──────── Estratto della fonte

Con il Capitolo, sempre avete la grazia e anche la responsabilità di vivere un momento fondamentale non solo per la vita dei vostri istituti, ma per tutta la Chiesa: un momento in cui mettervi in ascolto dello Spirito Santo, per continuare a far fiorire, oggi, le ispirazioni carismatiche donate un giorno alle vostre Fondatrici e Fondatori. Fermiamoci allora un momento a riflettere insieme su tre dimensioni esistenziali ed apostoliche comuni alle vostre diverse realtà, tre aspetti: il discernimento, la formazione e la carità.

Primo: il discernimento. Esso è “materia propria” del carisma dei Padri Vocazionisti; è per tutti, ma è materia propria loro, ma ovviamente riguarda in senso più ampio ogni congregazione religiosa e ogni persona. Discernere è parte della vita, sia nei momenti solenni delle grandi scelte che in quelli feriali delle piccole decisioni quotidiane. È legato al nostro essere liberi e dunque esprime e porta a compimento, giorno per giorno, la comune vocazione umana e la particolare e unica identità di ciascuno di noi. Certo è un lavoro faticoso, di ascolto del Signore, e di sé stessi e degli altri; è un momento faticoso anche di preghiera, di meditazione, di attesa paziente, e poi di coraggio e di sacrificio, per rendere concreto e operativo ciò che Dio, pur senza mai imporci – mai ci impone la sua volontà, Lui non si impone – senza mai imporci la sua volontà, suggerisce al nostro cuore. Pensa, rifletti, sentiamo le emozioni che toccano il cuore. Al tempo stesso, però, è anche una grande esperienza di felicità, perché «prendere una bella decisione, una decisione giusta» dà gioia (cfr Udienza generale, 31 agosto 2022). E il nostro mondo ha tanto bisogno di riscoprire il gusto e la bellezza di decidere, specialmente per quanto riguarda le scelte definitive, che determinano una svolta decisiva nella vita, come quella vocazionale. Ha bisogno, perciò, di padri e di madri che aiutino, specialmente i giovani, a comprendere che essere liberi non è rimanere eternamente davanti ad un bivio, facendo piccole “scappatine” a destra e a sinistra, senza mai imboccare veramente una strada. Essere liberi significa scommettere – scommettere! – su un cammino, con intelligenza e prudenza, certo, ma anche con audacia e spirito di rinuncia, per crescere e progredire nella dinamica del dono, ed essere felici, amando secondo il progetto di Dio.

E veniamo così al secondo punto: la formazione. Anche questo è un tratto che, in maniere diverse, vi accomuna. Prima di tutto perché la vita religiosa, in sé, è un percorso di crescita nella santità che abbraccia tutta l’esistenza, e in cui il Signore costantemente plasma il cuore di coloro che ha scelto. E a questo proposito raccomando a tutte e a tutti voi l’assiduità nella preghiera, ma quella preghiera che è un rapporto con il Signore, personale, che ascolta, che attende; la preghiera sia comunitaria e anche personale, e anche la vita sacramentale, e anche – mi permetto di dire – l’adorazione: oggi abbiamo perso il senso dell’adorazione, dobbiamo riprenderlo. Adorare… E anche la cura di tutti quei momenti che rendono vivo e quotidiano il rapporto di una consacrata e di un consacrato con Cristo.

────────────────

Compito richiesto: Riporta fedelmente dall'estratto della fonte il tratto che va da «Con il Capitolo, sempre» fino a «e la carità.».

──────── Dati forniti

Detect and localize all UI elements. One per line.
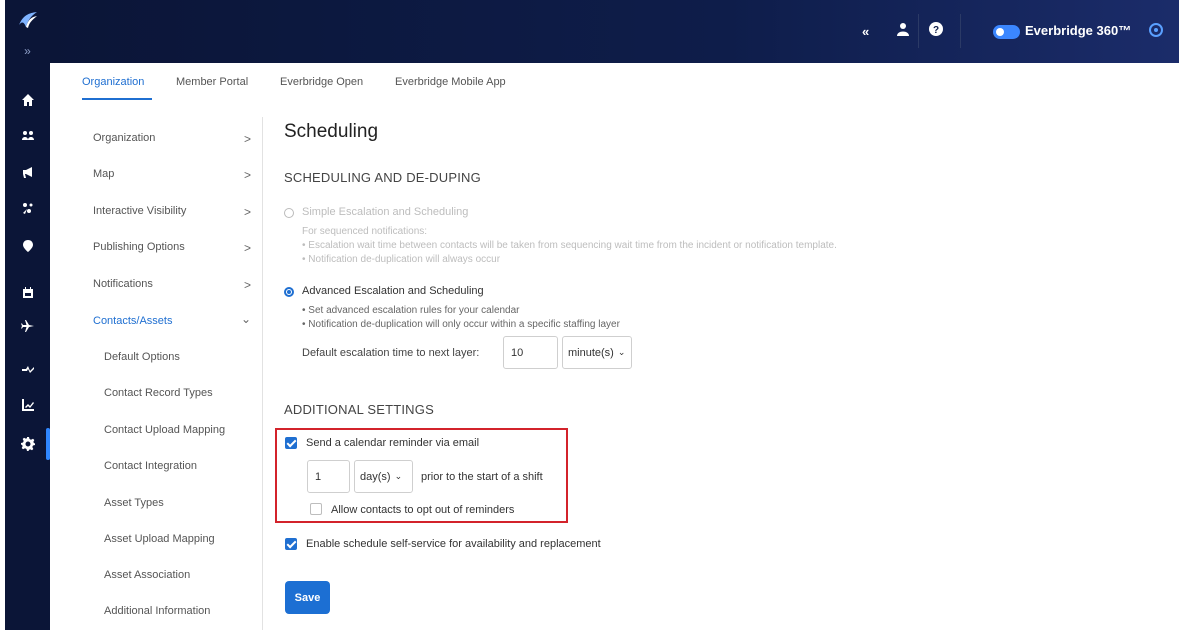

────────────────

Soluzione del compito:
Con il Capitolo, sempre avete la grazia e anche la responsabilità di vivere un momento fondamentale non solo per la vita dei vostri istituti, ma per tutta la Chiesa: un momento in cui mettervi in ascolto dello Spirito Santo, per continuare a far fiorire, oggi, le ispirazioni carismatiche donate un giorno alle vostre Fondatrici e Fondatori. Fermiamoci allora un momento a riflettere insieme su tre dimensioni esistenziali ed apostoliche comuni alle vostre diverse realtà, tre aspetti: il discernimento, la formazione e la carità.